_Task:_
Please write out the material below exactly as given.

□ □ □

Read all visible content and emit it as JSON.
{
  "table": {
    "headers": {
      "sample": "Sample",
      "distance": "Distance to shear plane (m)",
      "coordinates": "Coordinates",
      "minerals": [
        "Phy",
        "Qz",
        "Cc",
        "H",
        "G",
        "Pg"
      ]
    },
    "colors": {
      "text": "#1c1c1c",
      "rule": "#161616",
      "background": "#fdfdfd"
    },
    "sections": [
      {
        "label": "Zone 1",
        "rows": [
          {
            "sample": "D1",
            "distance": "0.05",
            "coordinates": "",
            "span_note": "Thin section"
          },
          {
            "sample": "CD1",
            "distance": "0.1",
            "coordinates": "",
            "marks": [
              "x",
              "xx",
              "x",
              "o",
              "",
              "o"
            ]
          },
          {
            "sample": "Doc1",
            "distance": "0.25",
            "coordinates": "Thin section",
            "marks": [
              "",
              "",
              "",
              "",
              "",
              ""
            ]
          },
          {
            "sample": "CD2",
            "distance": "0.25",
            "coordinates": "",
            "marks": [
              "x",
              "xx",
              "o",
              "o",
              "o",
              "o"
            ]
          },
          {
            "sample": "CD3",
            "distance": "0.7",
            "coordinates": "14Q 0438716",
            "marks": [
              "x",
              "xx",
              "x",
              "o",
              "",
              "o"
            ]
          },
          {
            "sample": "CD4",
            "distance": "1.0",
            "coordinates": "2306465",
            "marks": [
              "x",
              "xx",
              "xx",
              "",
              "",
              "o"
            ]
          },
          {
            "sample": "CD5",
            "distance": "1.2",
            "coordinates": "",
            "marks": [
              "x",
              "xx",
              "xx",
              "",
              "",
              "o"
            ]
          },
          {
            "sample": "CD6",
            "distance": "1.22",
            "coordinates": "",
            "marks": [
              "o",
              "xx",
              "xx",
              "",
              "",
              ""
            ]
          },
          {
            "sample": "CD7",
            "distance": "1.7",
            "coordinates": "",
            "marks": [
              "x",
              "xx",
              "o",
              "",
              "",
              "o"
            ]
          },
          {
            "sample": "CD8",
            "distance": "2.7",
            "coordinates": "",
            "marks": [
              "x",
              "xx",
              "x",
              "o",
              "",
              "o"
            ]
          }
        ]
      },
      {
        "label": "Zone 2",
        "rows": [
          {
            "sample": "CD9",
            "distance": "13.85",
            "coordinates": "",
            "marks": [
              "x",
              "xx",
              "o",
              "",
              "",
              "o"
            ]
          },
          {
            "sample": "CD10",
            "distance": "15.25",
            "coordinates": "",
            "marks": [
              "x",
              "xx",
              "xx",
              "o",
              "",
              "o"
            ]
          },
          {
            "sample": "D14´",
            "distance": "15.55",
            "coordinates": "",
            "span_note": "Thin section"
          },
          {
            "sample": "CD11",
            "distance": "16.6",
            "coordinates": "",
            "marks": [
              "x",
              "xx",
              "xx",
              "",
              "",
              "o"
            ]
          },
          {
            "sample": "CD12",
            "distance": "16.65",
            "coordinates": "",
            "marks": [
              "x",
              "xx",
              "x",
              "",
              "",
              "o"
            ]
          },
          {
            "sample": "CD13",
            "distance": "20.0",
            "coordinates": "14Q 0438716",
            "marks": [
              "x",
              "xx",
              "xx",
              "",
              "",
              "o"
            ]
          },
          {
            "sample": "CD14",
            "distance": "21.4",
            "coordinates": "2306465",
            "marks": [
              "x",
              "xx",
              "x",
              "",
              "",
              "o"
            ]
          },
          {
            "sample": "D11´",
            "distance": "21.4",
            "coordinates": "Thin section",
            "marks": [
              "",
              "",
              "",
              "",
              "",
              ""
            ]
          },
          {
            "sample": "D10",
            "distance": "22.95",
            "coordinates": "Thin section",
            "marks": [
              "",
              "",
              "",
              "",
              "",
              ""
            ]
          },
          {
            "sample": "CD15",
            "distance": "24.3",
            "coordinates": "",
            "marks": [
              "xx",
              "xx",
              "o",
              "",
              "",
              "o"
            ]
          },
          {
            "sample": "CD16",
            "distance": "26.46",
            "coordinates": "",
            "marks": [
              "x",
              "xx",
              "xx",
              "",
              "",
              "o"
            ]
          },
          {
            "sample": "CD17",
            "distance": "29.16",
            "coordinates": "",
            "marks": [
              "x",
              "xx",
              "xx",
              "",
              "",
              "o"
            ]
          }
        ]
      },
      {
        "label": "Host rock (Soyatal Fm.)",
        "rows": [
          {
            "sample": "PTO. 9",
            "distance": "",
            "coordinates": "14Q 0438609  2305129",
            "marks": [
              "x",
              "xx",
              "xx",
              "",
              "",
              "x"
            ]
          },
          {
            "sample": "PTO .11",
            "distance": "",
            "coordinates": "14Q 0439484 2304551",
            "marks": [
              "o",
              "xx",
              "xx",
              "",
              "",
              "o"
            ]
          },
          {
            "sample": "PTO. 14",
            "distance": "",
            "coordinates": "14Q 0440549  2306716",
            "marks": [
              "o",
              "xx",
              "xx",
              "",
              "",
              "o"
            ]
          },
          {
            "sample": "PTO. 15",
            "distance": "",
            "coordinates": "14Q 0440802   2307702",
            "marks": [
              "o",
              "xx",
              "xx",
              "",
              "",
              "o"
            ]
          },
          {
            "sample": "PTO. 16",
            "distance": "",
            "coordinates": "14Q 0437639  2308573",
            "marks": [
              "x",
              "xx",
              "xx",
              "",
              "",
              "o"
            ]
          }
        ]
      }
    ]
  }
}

□ □ □

_Expected output:_
Read all visible content and emit it as JSON.
{
  "table": {
    "headers": {
      "sample": "Sample",
      "distance": "Distance to shear plane (m)",
      "coordinates": "Coordinates",
      "minerals": [
        "Phy",
        "Qz",
        "Cc",
        "H",
        "G",
        "Pg"
      ]
    },
    "colors": {
      "text": "#1c1c1c",
      "rule": "#161616",
      "background": "#fdfdfd"
    },
    "sections": [
      {
        "label": "Zone 1",
        "rows": [
          {
            "sample": "D1",
            "distance": "0.05",
            "coordinates": "",
            "span_note": "Thin section"
          },
          {
            "sample": "CD1",
            "distance": "0.1",
            "coordinates": "",
            "marks": [
              "x",
              "xx",
              "x",
              "o",
              "",
              "o"
            ]
          },
          {
            "sample": "Doc1",
            "distance": "0.25",
            "coordinates": "Thin section",
            "marks": [
              "",
              "",
              "",
              "",
              "",
              ""
            ]
          },
          {
            "sample": "CD2",
            "distance": "0.25",
            "coordinates": "",
            "marks": [
              "x",
              "xx",
              "o",
              "o",
              "o",
              "o"
            ]
          },
          {
            "sample": "CD3",
            "distance": "0.7",
            "coordinates": "14Q 0438716",
            "marks": [
              "x",
              "xx",
              "x",
              "o",
              "",
              "o"
            ]
          },
          {
            "sample": "CD4",
            "distance": "1.0",
            "coordinates": "2306465",
            "marks": [
              "x",
              "xx",
              "xx",
              "",
              "",
              "o"
            ]
          },
          {
            "sample": "CD5",
            "distance": "1.2",
            "coordinates": "",
            "marks": [
              "x",
              "xx",
              "xx",
              "",
              "",
              "o"
            ]
          },
          {
            "sample": "CD6",
            "distance": "1.22",
            "coordinates": "",
            "marks": [
              "o",
              "xx",
              "xx",
              "",
              "",
              ""
            ]
          },
          {
            "sample": "CD7",
            "distance": "1.7",
            "coordinates": "",
            "marks": [
              "x",
              "xx",
              "o",
              "",
              "",
              "o"
            ]
          },
          {
            "sample": "CD8",
            "distance": "2.7",
            "coordinates": "",
            "marks": [
              "x",
              "xx",
              "x",
              "o",
              "",
              "o"
            ]
          }
        ]
      },
      {
        "label": "Zone 2",
        "rows": [
          {
            "sample": "CD9",
            "distance": "13.85",
            "coordinates": "",
            "marks": [
              "x",
              "xx",
              "o",
              "",
              "",
              "o"
            ]
          },
          {
            "sample": "CD10",
            "distance": "15.25",
            "coordinates": "",
            "marks": [
              "x",
              "xx",
              "xx",
              "o",
              "",
              "o"
            ]
          },
          {
            "sample": "D14´",
            "distance": "15.55",
            "coordinates": "",
            "span_note": "Thin section"
          },
          {
            "sample": "CD11",
            "distance": "16.6",
            "coordinates": "",
            "marks": [
              "x",
              "xx",
              "xx",
              "",
              "",
              "o"
            ]
          },
          {
            "sample": "CD12",
            "distance": "16.65",
            "coordinates": "",
            "marks": [
              "x",
              "xx",
              "x",
              "",
              "",
              "o"
            ]
          },
          {
            "sample": "CD13",
            "distance": "20.0",
            "coordinates": "14Q 0438716",
            "marks": [
              "x",
              "xx",
              "xx",
              "",
              "",
              "o"
            ]
          },
          {
            "sample": "CD14",
            "distance": "21.4",
            "coordinates": "2306465",
            "marks": [
              "x",
              "xx",
              "x",
              "",
              "",
              "o"
            ]
          },
          {
            "sample": "D11´",
            "distance": "21.4",
            "coordinates": "Thin section",
            "marks": [
              "",
              "",
              "",
              "",
              "",
              ""
            ]
          },
          {
            "sample": "D10",
            "distance": "22.95",
            "coordinates": "Thin section",
            "marks": [
              "",
              "",
              "",
              "",
              "",
              ""
            ]
          },
          {
            "sample": "CD15",
            "distance": "24.3",
            "coordinates": "",
            "marks": [
              "xx",
              "xx",
              "o",
              "",
              "",
              "o"
            ]
          },
          {
            "sample": "CD16",
            "distance": "26.46",
            "coordinates": "",
            "marks": [
              "x",
              "xx",
              "xx",
              "",
              "",
              "o"
            ]
          },
          {
            "sample": "CD17",
            "distance": "29.16",
            "coordinates": "",
            "marks": [
              "x",
              "xx",
              "xx",
              "",
              "",
              "o"
            ]
          }
        ]
      },
      {
        "label": "Host rock (Soyatal Fm.)",
        "rows": [
          {
            "sample": "PTO. 9",
            "distance": "",
            "coordinates": "14Q 0438609  2305129",
            "marks": [
              "x",
              "xx",
              "xx",
              "",
              "",
              "x"
            ]
          },
          {
            "sample": "PTO .11",
            "distance": "",
            "coordinates": "14Q 0439484 2304551",
            "marks": [
              "o",
              "xx",
              "xx",
              "",
              "",
              "o"
            ]
          },
          {
            "sample": "PTO. 14",
            "distance": "",
            "coordinates": "14Q 0440549  2306716",
            "marks": [
              "o",
              "xx",
              "xx",
              "",
              "",
              "o"
            ]
          },
          {
            "sample": "PTO. 15",
            "distance": "",
            "coordinates": "14Q 0440802   2307702",
            "marks": [
              "o",
              "xx",
              "xx",
              "",
              "",
              "o"
            ]
          },
          {
            "sample": "PTO. 16",
            "distance": "",
            "coordinates": "14Q 0437639  2308573",
            "marks": [
              "x",
              "xx",
              "xx",
              "",
              "",
              "o"
            ]
          }
        ]
      }
    ]
  }
}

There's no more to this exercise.